*AUFGABE:* Kannst du alle folgenden Datenzeilen vollständig und unverändert abschreiben?

*DATENZEILEN:*
====

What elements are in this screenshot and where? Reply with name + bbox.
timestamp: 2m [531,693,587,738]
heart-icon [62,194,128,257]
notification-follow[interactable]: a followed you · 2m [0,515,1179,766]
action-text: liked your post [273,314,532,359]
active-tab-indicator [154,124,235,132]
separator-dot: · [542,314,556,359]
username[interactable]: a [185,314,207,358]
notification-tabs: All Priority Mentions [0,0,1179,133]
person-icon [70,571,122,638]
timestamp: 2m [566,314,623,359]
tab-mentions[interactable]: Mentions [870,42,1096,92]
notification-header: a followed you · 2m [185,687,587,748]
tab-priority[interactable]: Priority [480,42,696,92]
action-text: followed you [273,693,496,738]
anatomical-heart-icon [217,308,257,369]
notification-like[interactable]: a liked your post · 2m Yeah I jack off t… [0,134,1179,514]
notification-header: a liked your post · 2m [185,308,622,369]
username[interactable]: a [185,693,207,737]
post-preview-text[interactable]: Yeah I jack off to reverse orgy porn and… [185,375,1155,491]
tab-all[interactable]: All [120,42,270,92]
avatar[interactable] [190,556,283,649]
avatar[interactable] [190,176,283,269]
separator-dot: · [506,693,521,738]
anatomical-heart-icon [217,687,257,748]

====

*ERGEBNIS:*
What elements are in this screenshot and where? Reply with name + bbox.
timestamp: 2m [531,693,587,738]
heart-icon [62,194,128,257]
notification-follow[interactable]: a followed you · 2m [0,515,1179,766]
action-text: liked your post [273,314,532,359]
active-tab-indicator [154,124,235,132]
separator-dot: · [542,314,556,359]
username[interactable]: a [185,314,207,358]
notification-tabs: All Priority Mentions [0,0,1179,133]
person-icon [70,571,122,638]
timestamp: 2m [566,314,623,359]
tab-mentions[interactable]: Mentions [870,42,1096,92]
notification-header: a followed you · 2m [185,687,587,748]
tab-priority[interactable]: Priority [480,42,696,92]
action-text: followed you [273,693,496,738]
anatomical-heart-icon [217,308,257,369]
notification-like[interactable]: a liked your post · 2m Yeah I jack off t… [0,134,1179,514]
notification-header: a liked your post · 2m [185,308,622,369]
username[interactable]: a [185,693,207,737]
post-preview-text[interactable]: Yeah I jack off to reverse orgy porn and… [185,375,1155,491]
tab-all[interactable]: All [120,42,270,92]
avatar[interactable] [190,556,283,649]
avatar[interactable] [190,176,283,269]
separator-dot: · [506,693,521,738]
anatomical-heart-icon [217,687,257,748]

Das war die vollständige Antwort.